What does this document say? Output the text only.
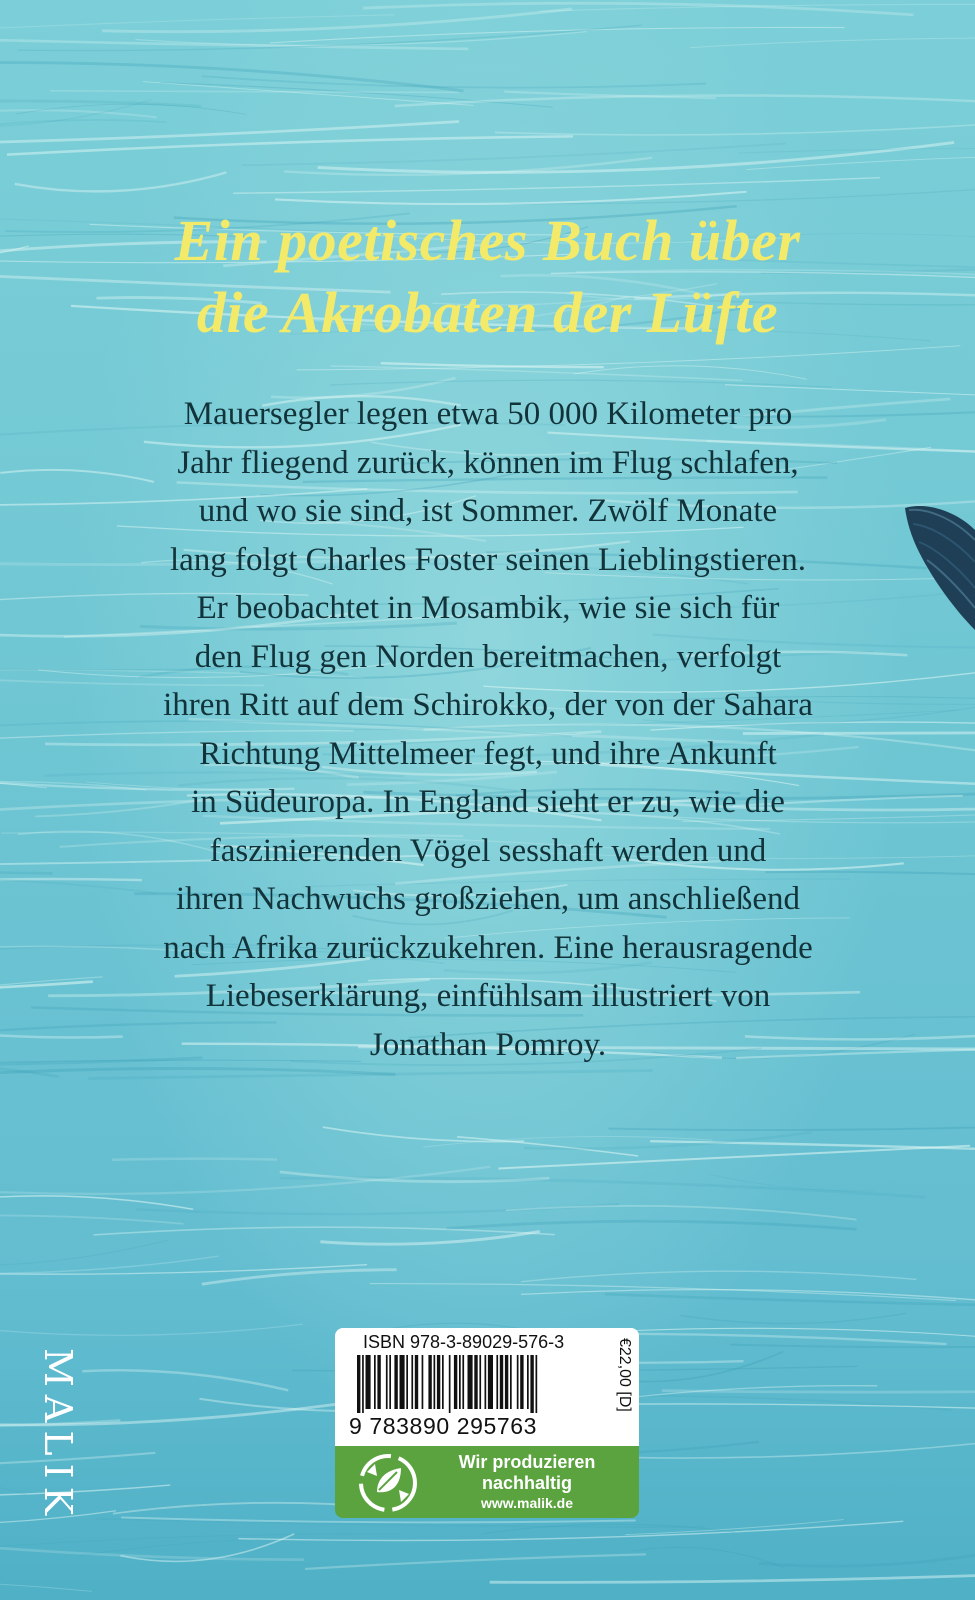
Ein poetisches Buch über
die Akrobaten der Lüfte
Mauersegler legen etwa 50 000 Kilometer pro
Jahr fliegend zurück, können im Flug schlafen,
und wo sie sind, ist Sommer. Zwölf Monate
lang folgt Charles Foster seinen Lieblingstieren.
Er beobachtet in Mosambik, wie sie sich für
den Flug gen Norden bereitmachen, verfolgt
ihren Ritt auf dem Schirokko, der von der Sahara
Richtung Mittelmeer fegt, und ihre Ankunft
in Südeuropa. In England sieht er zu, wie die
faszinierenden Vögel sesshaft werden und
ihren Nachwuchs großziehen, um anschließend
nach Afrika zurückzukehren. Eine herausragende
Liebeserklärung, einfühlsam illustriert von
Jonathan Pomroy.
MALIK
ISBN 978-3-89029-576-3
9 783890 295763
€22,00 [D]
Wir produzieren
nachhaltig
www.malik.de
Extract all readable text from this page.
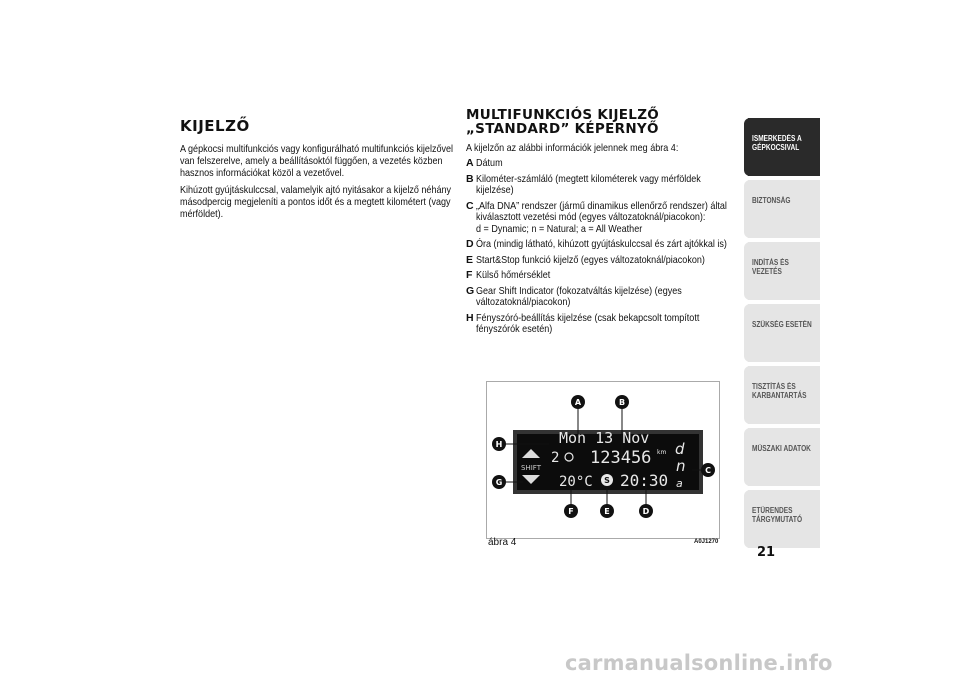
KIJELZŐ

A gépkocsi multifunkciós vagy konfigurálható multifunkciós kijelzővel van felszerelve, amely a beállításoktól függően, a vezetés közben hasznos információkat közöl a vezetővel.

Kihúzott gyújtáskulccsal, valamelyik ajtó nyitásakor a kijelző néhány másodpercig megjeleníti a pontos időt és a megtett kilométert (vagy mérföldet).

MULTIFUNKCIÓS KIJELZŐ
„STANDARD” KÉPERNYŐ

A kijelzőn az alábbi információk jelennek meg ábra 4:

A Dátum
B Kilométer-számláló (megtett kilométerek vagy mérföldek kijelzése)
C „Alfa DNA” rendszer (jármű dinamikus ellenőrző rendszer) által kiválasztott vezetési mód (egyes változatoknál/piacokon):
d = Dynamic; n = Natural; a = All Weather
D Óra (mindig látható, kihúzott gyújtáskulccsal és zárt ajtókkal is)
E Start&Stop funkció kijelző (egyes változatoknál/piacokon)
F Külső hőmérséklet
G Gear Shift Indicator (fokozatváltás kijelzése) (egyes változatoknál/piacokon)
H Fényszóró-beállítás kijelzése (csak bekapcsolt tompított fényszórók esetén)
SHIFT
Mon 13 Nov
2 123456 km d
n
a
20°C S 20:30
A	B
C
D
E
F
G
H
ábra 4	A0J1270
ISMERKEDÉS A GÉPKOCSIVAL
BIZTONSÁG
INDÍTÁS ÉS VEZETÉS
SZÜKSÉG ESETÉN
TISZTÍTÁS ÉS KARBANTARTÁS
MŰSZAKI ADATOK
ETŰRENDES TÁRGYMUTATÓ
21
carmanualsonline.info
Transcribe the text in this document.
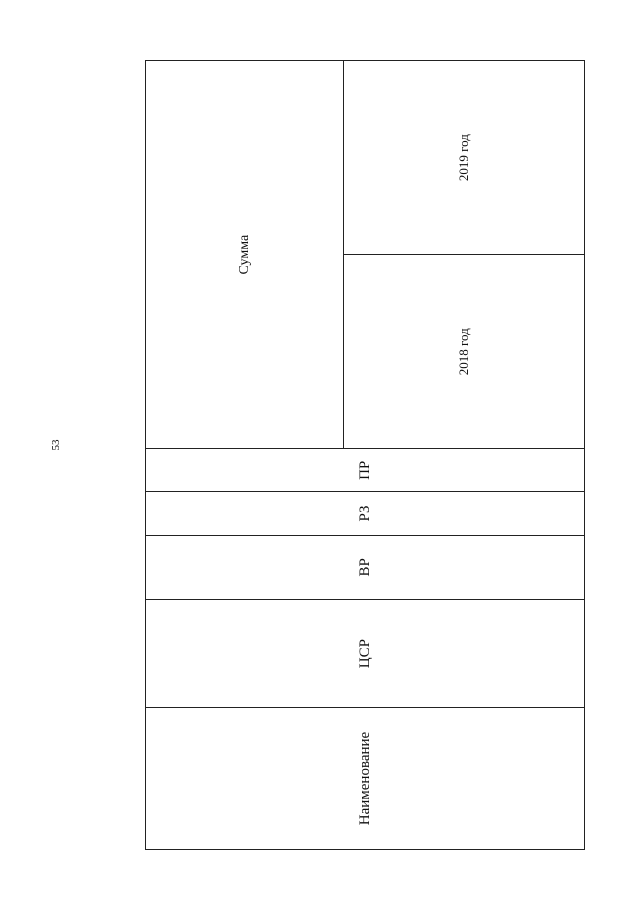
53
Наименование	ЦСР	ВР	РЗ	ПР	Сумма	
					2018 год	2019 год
------------------------------------
### Challenge
Say how many lines of the data include the string "vagy". Nothing other than the number should be given.

### Task output
3